**DATA EXCERPTS**
....

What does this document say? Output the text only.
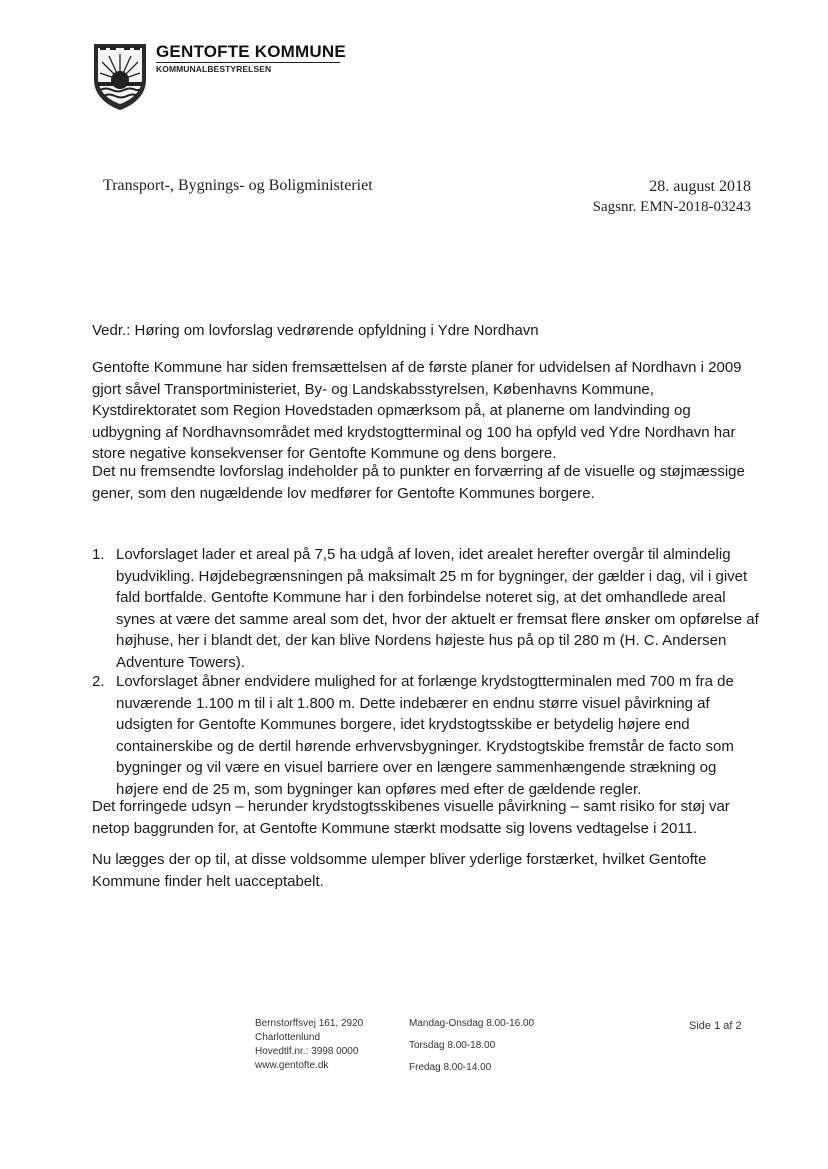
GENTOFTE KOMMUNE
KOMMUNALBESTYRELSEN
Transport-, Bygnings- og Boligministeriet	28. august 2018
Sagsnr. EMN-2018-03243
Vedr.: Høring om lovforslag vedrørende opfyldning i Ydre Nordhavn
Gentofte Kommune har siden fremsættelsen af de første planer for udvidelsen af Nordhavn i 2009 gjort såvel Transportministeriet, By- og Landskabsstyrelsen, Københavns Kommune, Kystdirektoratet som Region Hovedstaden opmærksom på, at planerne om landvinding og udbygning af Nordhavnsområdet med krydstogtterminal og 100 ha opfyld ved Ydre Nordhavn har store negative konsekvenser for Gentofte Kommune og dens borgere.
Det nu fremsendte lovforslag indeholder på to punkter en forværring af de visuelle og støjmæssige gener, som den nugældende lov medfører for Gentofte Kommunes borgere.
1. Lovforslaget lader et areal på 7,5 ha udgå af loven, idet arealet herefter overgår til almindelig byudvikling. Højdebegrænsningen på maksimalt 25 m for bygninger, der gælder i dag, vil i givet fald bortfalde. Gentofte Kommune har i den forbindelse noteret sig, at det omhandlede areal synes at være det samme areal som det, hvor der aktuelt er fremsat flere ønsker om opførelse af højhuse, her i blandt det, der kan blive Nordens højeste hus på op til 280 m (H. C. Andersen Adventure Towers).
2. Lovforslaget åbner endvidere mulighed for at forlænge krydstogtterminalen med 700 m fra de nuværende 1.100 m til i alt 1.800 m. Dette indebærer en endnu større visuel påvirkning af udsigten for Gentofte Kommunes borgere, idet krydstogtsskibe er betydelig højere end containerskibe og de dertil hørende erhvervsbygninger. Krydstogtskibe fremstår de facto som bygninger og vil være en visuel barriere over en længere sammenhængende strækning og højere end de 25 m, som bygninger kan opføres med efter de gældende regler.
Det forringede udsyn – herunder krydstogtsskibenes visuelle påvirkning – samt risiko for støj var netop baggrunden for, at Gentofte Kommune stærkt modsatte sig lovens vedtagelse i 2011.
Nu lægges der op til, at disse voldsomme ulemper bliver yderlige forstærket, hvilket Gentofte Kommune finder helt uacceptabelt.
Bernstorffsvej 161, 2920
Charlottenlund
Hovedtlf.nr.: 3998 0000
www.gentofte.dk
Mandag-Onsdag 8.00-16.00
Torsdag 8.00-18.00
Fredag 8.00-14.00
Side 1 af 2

....

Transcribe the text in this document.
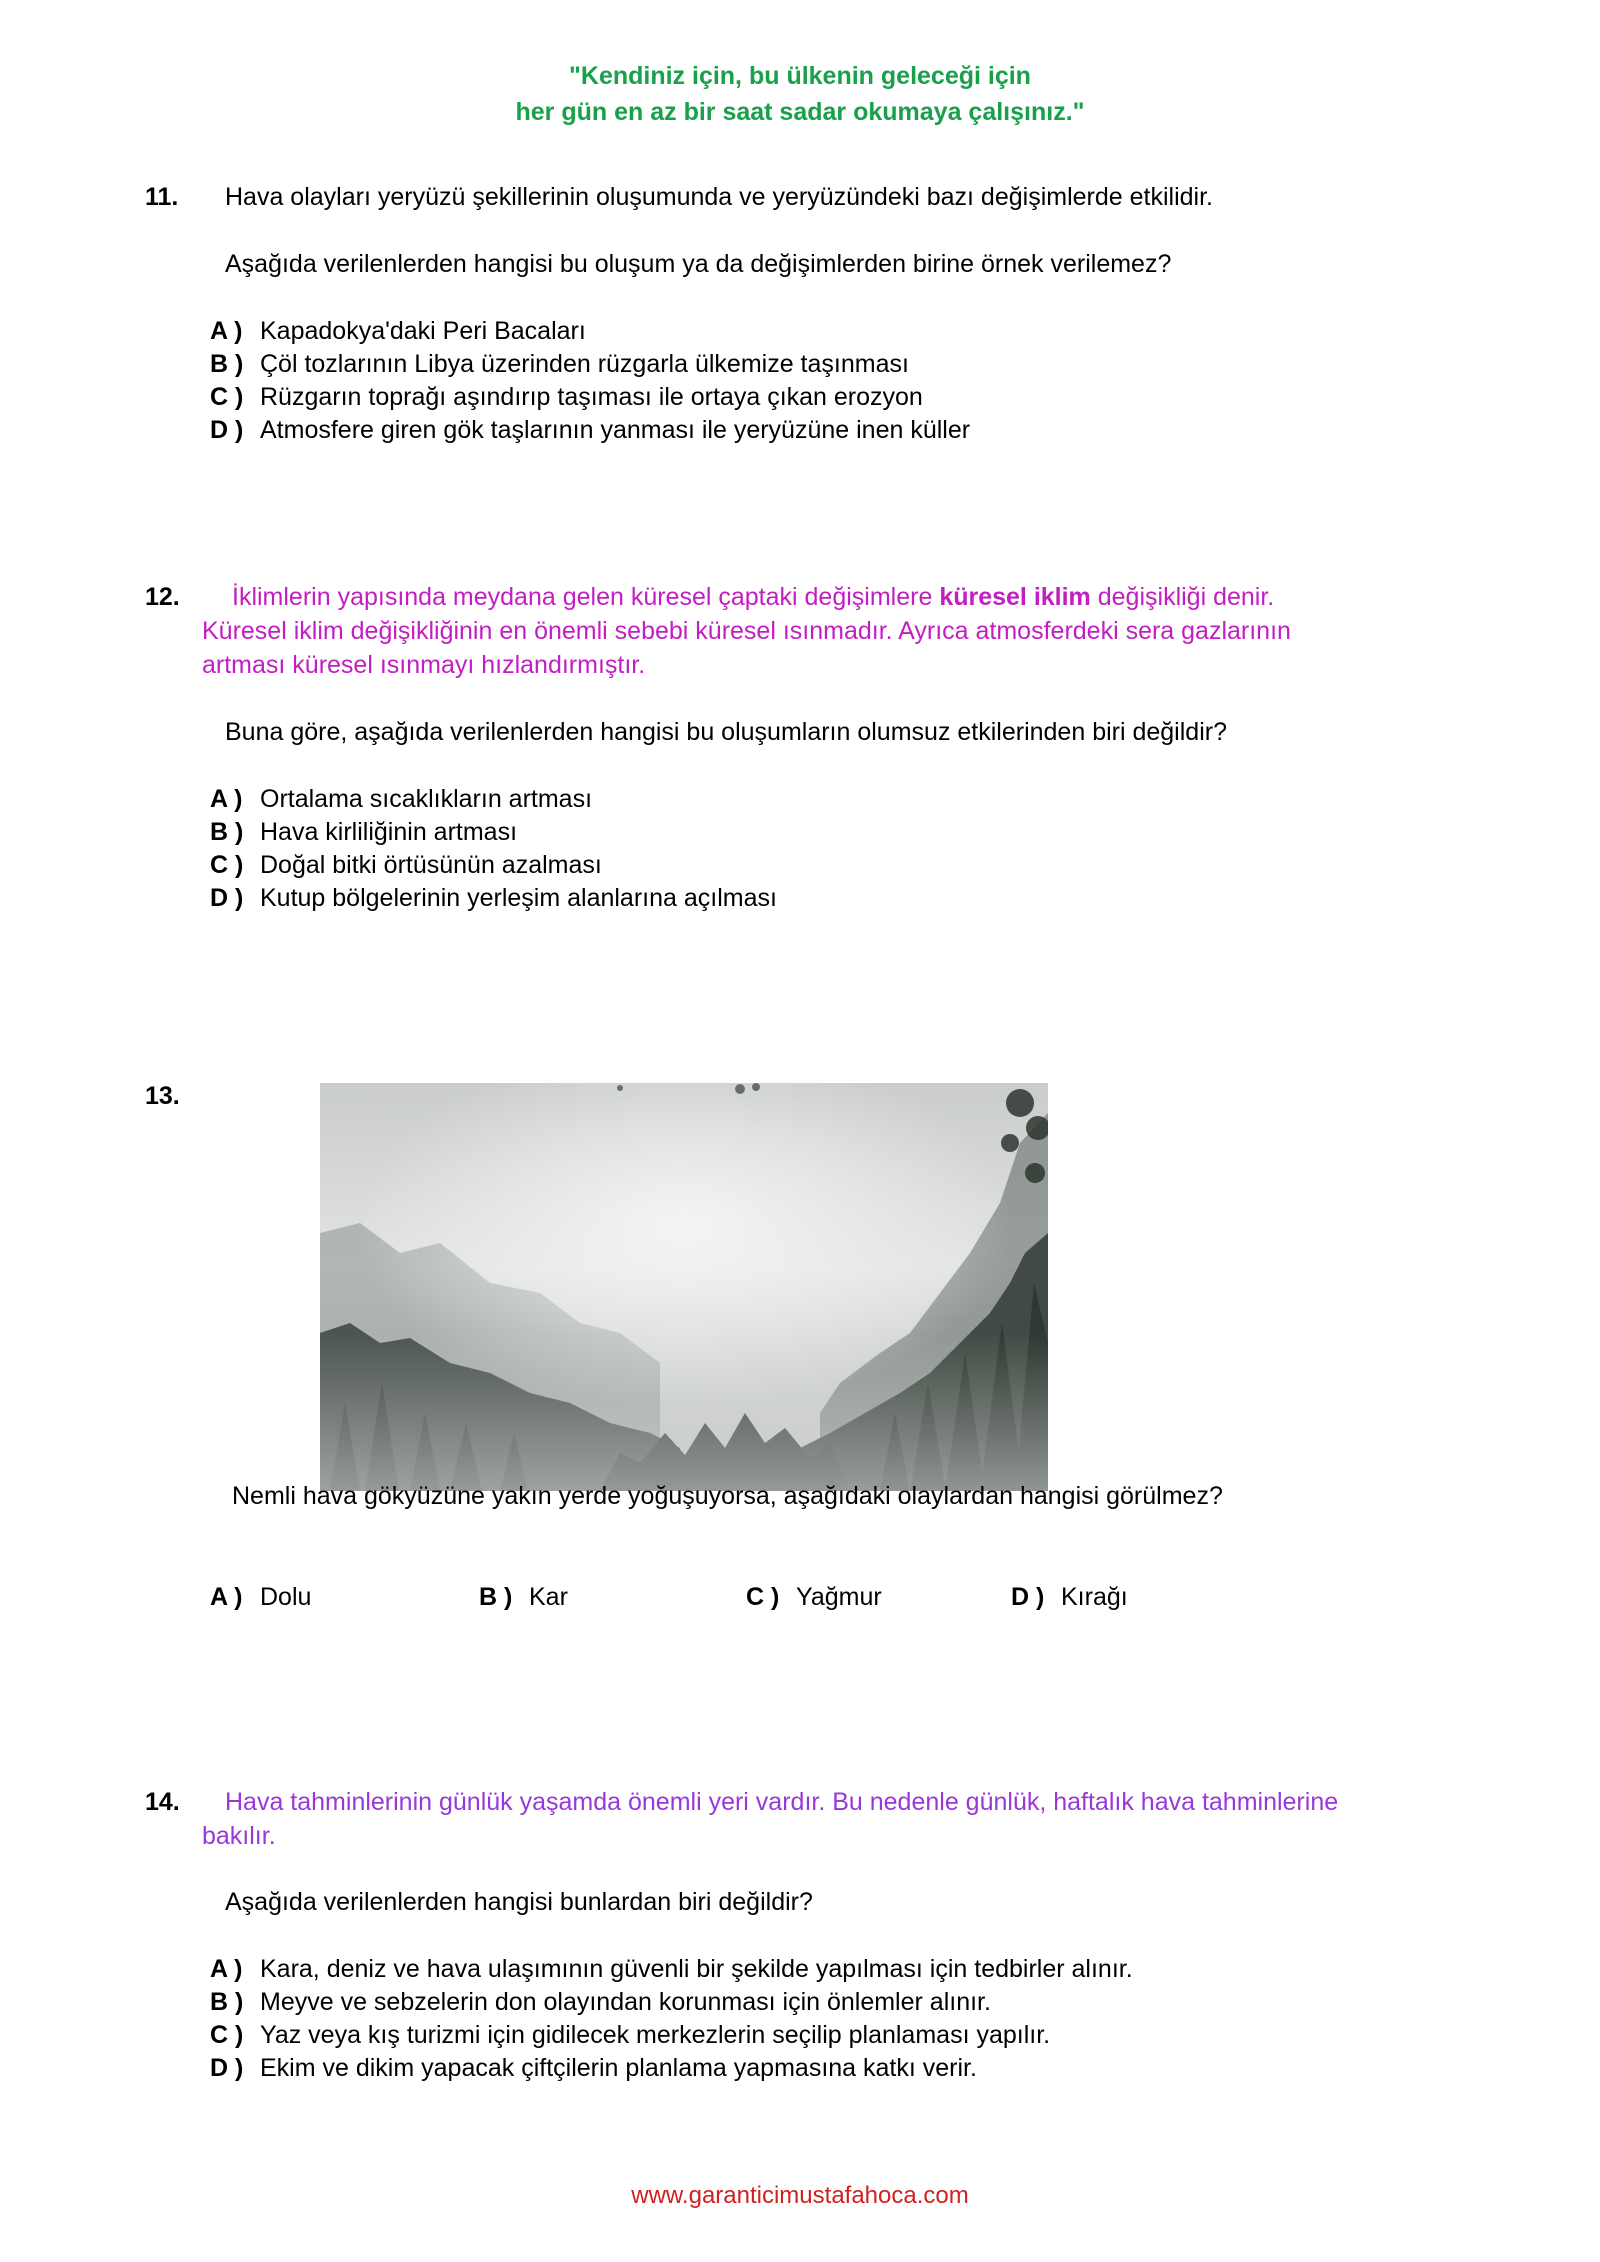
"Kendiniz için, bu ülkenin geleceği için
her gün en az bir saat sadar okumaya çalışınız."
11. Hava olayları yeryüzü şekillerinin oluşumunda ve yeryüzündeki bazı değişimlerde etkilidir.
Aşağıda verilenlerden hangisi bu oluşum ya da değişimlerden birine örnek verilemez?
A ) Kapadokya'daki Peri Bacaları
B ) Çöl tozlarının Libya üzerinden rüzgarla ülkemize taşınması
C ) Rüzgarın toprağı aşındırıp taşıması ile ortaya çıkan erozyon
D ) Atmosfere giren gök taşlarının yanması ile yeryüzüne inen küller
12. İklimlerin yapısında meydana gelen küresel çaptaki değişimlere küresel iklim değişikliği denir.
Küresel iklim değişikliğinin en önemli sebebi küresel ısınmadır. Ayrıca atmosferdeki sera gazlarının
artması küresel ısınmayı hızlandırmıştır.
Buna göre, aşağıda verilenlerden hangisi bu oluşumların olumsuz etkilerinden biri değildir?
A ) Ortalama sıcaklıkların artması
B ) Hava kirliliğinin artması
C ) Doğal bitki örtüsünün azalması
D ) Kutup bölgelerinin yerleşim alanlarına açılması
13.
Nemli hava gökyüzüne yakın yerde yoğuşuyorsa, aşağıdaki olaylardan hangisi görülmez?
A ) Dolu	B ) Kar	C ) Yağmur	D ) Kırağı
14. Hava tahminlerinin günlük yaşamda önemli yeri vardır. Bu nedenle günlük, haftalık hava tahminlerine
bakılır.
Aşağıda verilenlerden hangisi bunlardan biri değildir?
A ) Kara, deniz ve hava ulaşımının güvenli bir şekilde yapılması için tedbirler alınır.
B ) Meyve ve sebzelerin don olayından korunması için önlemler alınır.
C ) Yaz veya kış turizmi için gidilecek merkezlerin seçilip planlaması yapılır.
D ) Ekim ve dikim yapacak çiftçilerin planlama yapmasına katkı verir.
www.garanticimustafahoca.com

....

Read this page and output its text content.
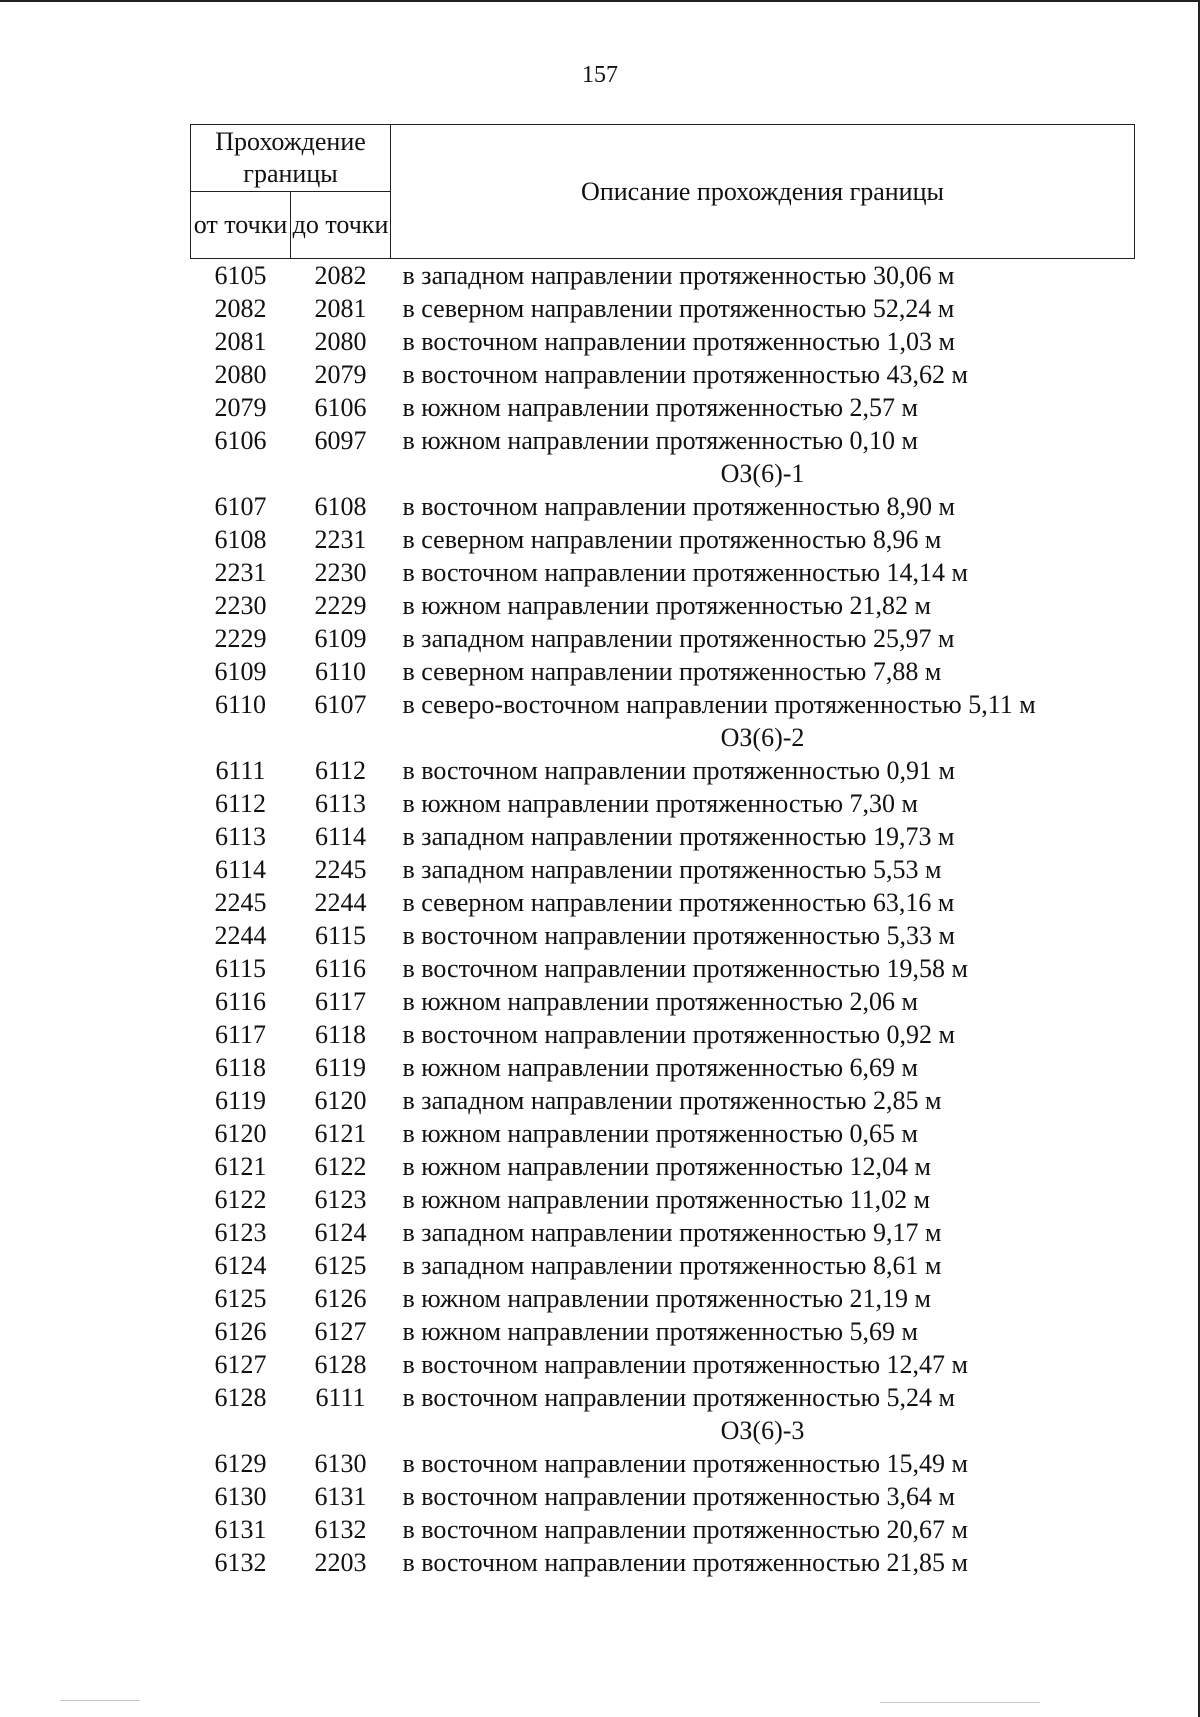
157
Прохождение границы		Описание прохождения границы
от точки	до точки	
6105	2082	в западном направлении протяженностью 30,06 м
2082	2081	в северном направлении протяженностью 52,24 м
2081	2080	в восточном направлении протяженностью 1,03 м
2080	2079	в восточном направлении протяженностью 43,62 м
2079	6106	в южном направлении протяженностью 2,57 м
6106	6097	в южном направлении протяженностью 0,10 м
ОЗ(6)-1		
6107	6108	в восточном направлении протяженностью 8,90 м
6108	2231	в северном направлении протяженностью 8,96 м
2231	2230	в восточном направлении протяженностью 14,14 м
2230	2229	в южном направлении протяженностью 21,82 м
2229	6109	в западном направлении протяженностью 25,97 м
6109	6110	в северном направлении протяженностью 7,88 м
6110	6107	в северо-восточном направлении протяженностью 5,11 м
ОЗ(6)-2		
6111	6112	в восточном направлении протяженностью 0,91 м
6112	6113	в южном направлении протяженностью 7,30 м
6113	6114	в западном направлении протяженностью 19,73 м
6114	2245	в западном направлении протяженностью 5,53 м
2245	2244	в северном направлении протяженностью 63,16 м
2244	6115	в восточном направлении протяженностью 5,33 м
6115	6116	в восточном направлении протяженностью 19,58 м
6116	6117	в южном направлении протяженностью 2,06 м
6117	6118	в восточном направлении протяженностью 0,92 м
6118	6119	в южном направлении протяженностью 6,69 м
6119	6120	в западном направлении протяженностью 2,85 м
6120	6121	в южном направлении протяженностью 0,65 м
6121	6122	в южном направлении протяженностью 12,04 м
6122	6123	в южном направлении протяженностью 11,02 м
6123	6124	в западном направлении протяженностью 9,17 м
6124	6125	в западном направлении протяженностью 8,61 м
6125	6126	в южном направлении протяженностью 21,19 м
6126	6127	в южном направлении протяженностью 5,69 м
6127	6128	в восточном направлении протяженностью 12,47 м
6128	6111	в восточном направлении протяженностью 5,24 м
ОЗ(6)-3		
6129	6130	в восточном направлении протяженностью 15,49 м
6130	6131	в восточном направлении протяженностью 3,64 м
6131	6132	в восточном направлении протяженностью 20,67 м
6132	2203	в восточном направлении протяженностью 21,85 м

....

**WRITTEN TASK**
Find the word "verilenlerden" in the material, then list each line that holds it.

**ANSWER IN FULL**
Aşağıda verilenlerden hangisi bu oluşum ya da değişimlerden birine örnek verilemez?
Buna göre, aşağıda verilenlerden hangisi bu oluşumların olumsuz etkilerinden biri değildir?
Aşağıda verilenlerden hangisi bunlardan biri değildir?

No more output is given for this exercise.